(Saved entries)
************

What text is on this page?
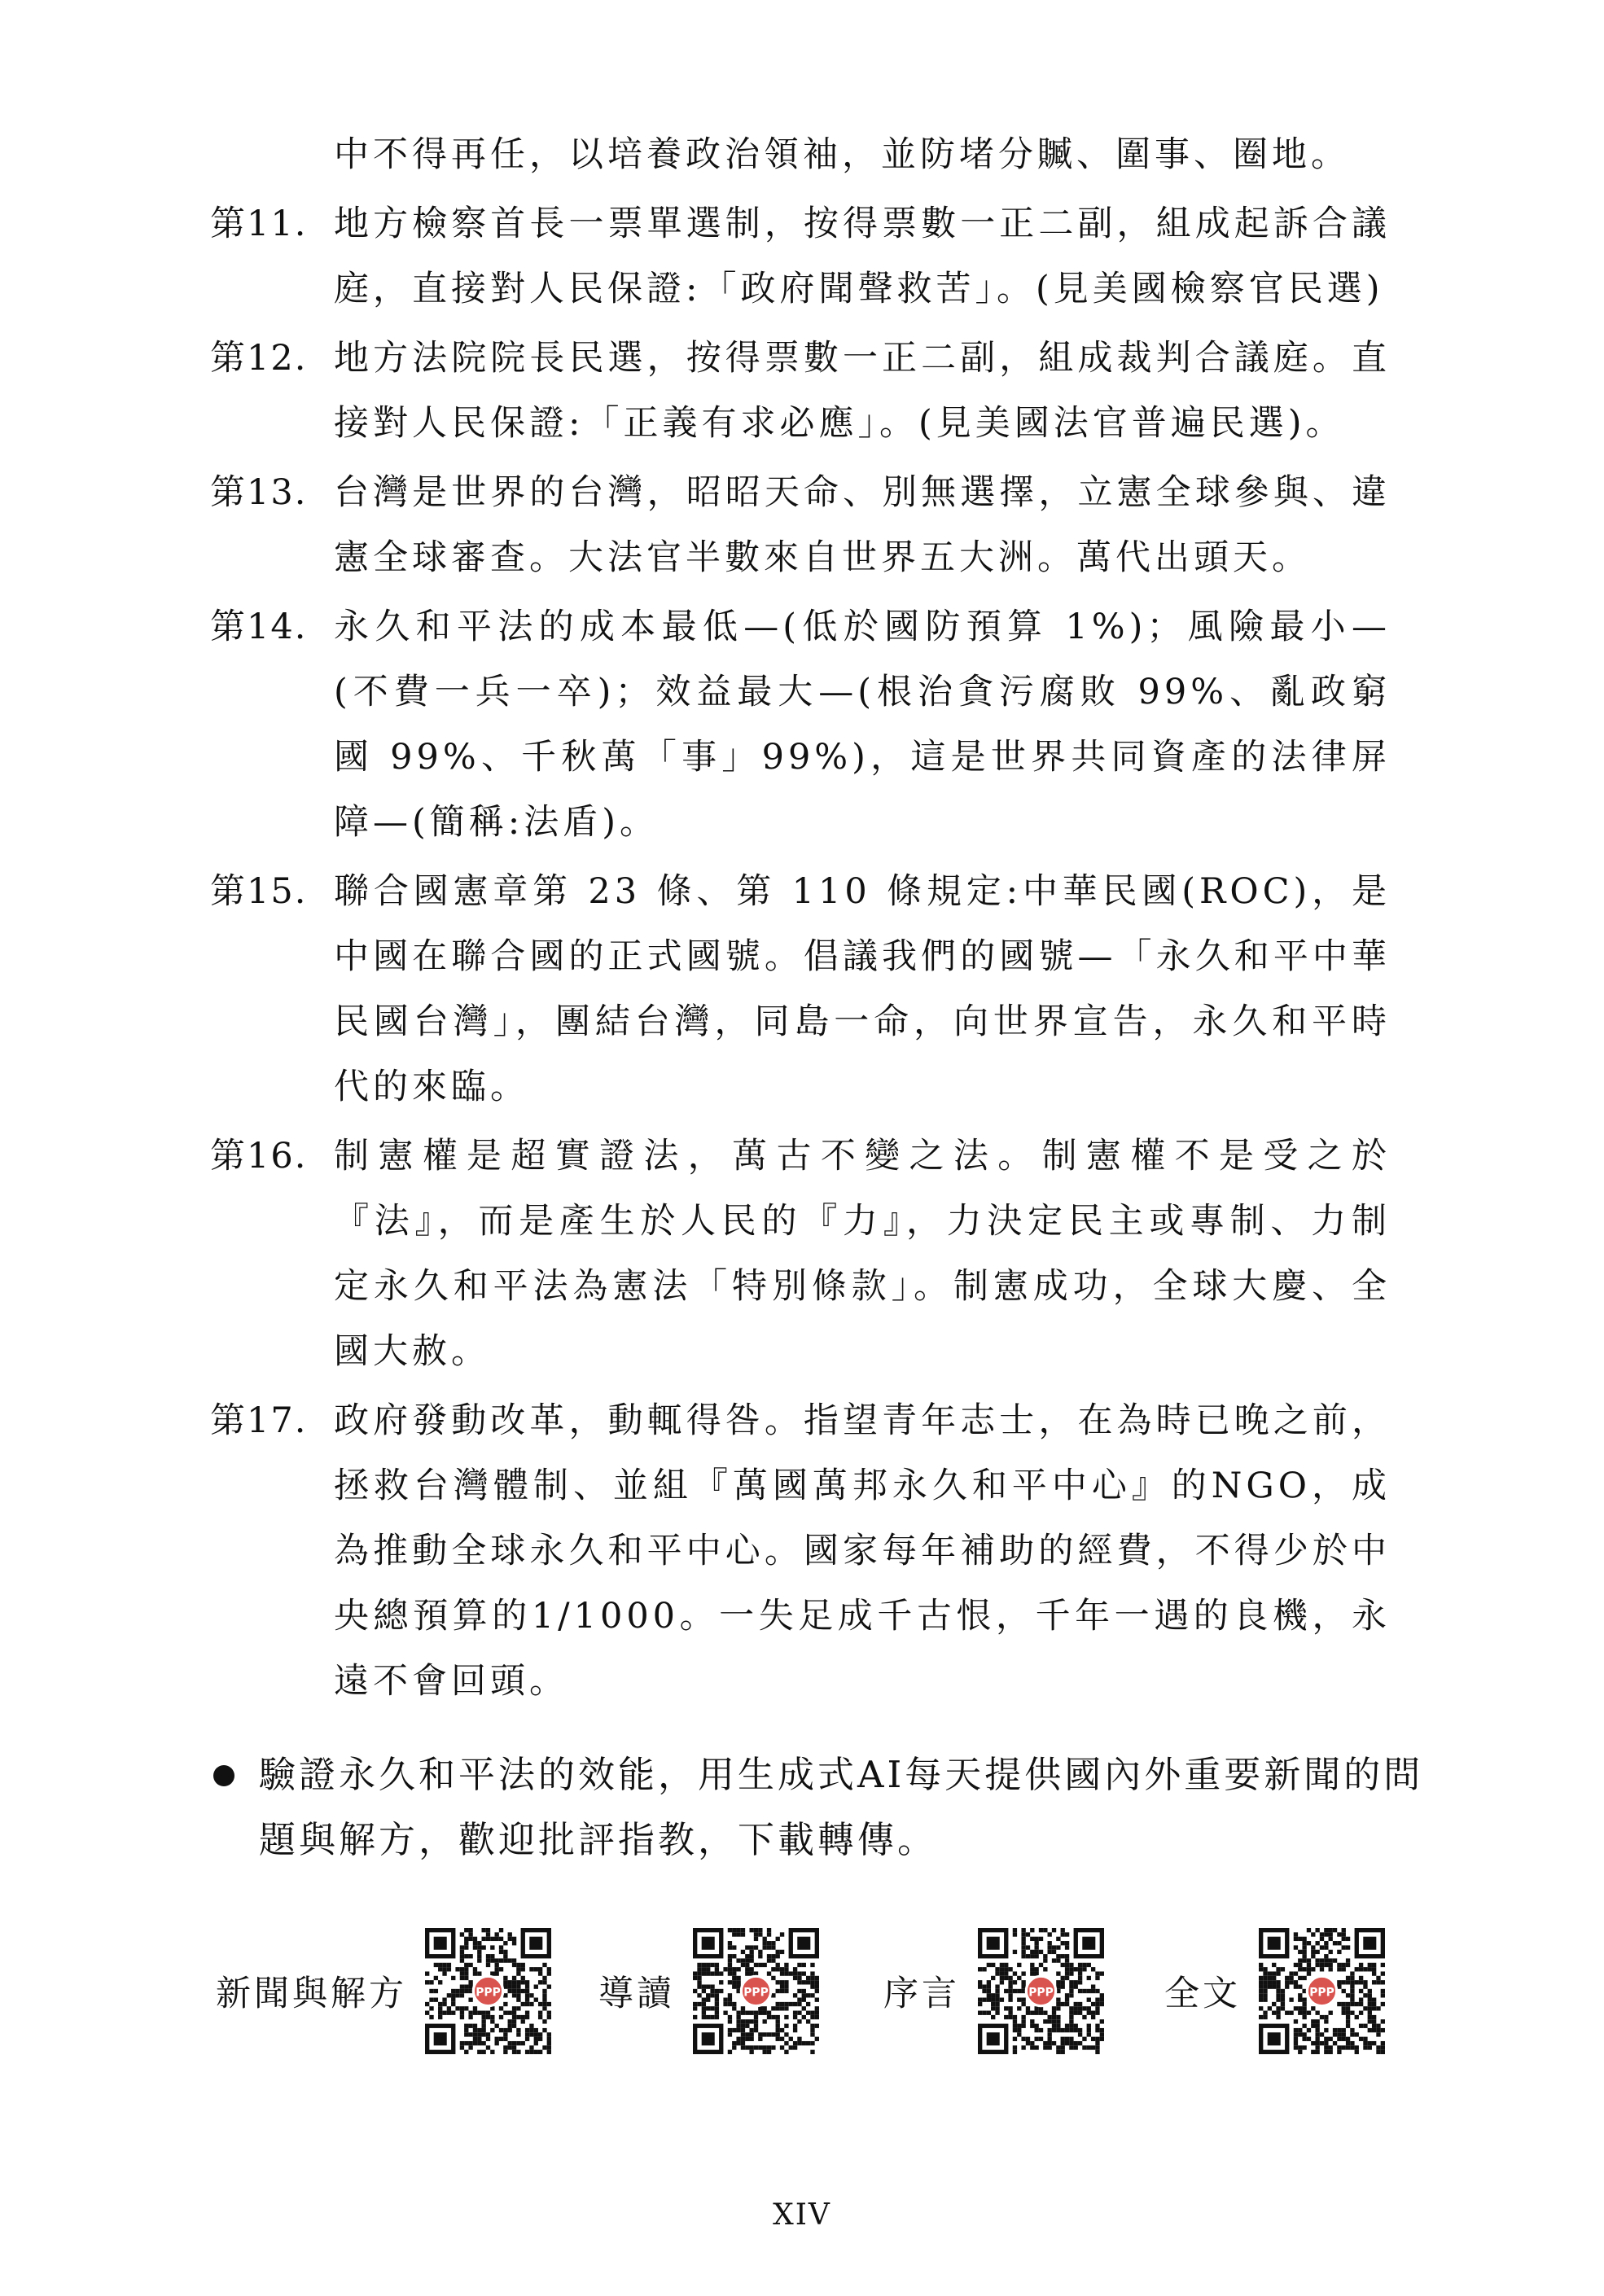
中不得再任，以培養政治領袖，並防堵分贓、圍事、圈地。
第11. 地方檢察首長一票單選制，按得票數一正二副，組成起訴合議庭，直接對人民保證:「政府聞聲救苦」。(見美國檢察官民選)
第12. 地方法院院長民選，按得票數一正二副，組成裁判合議庭。直接對人民保證:「正義有求必應」。(見美國法官普遍民選)。
第13. 台灣是世界的台灣，昭昭天命、別無選擇，立憲全球參與、違憲全球審查。大法官半數來自世界五大洲。萬代出頭天。
第14. 永久和平法的成本最低—(低於國防預算 1%)；風險最小—(不費一兵一卒)；效益最大—(根治貪污腐敗 99%、亂政窮國 99%、千秋萬「事」99%)，這是世界共同資產的法律屏障—(簡稱:法盾)。
第15. 聯合國憲章第 23 條、第 110 條規定:中華民國(ROC)，是中國在聯合國的正式國號。倡議我們的國號—「永久和平中華民國台灣」，團結台灣，同島一命，向世界宣告，永久和平時代的來臨。
第16. 制憲權是超實證法，萬古不變之法。制憲權不是受之於『法』，而是產生於人民的『力』，力決定民主或專制、力制定永久和平法為憲法「特別條款」。制憲成功，全球大慶、全國大赦。
第17. 政府發動改革，動輒得咎。指望青年志士，在為時已晚之前，拯救台灣體制、並組『萬國萬邦永久和平中心』的NGO，成為推動全球永久和平中心。國家每年補助的經費，不得少於中央總預算的1/1000。一失足成千古恨，千年一遇的良機，永遠不會回頭。
驗證永久和平法的效能，用生成式AI每天提供國內外重要新聞的問題與解方，歡迎批評指教，下載轉傳。
新聞與解方	PPP	導讀	PPP	序言	PPP	全文	PPP
XIV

************

**Work instructions**
Write out the records above exactly as they appear, leaving out any pictures.

**Answer to this task**
What text is on this page?
中不得再任，以培養政治領袖，並防堵分贓、圍事、圈地。
第11. 地方檢察首長一票單選制，按得票數一正二副，組成起訴合議庭，直接對人民保證:「政府聞聲救苦」。(見美國檢察官民選)
第12. 地方法院院長民選，按得票數一正二副，組成裁判合議庭。直接對人民保證:「正義有求必應」。(見美國法官普遍民選)。
第13. 台灣是世界的台灣，昭昭天命、別無選擇，立憲全球參與、違憲全球審查。大法官半數來自世界五大洲。萬代出頭天。
第14. 永久和平法的成本最低—(低於國防預算 1%)；風險最小—(不費一兵一卒)；效益最大—(根治貪污腐敗 99%、亂政窮國 99%、千秋萬「事」99%)，這是世界共同資產的法律屏障—(簡稱:法盾)。
第15. 聯合國憲章第 23 條、第 110 條規定:中華民國(ROC)，是中國在聯合國的正式國號。倡議我們的國號—「永久和平中華民國台灣」，團結台灣，同島一命，向世界宣告，永久和平時代的來臨。
第16. 制憲權是超實證法，萬古不變之法。制憲權不是受之於『法』，而是產生於人民的『力』，力決定民主或專制、力制定永久和平法為憲法「特別條款」。制憲成功，全球大慶、全國大赦。
第17. 政府發動改革，動輒得咎。指望青年志士，在為時已晚之前，拯救台灣體制、並組『萬國萬邦永久和平中心』的NGO，成為推動全球永久和平中心。國家每年補助的經費，不得少於中央總預算的1/1000。一失足成千古恨，千年一遇的良機，永遠不會回頭。
驗證永久和平法的效能，用生成式AI每天提供國內外重要新聞的問題與解方，歡迎批評指教，下載轉傳。
新聞與解方	PPP	導讀	PPP	序言	PPP	全文	PPP
XIV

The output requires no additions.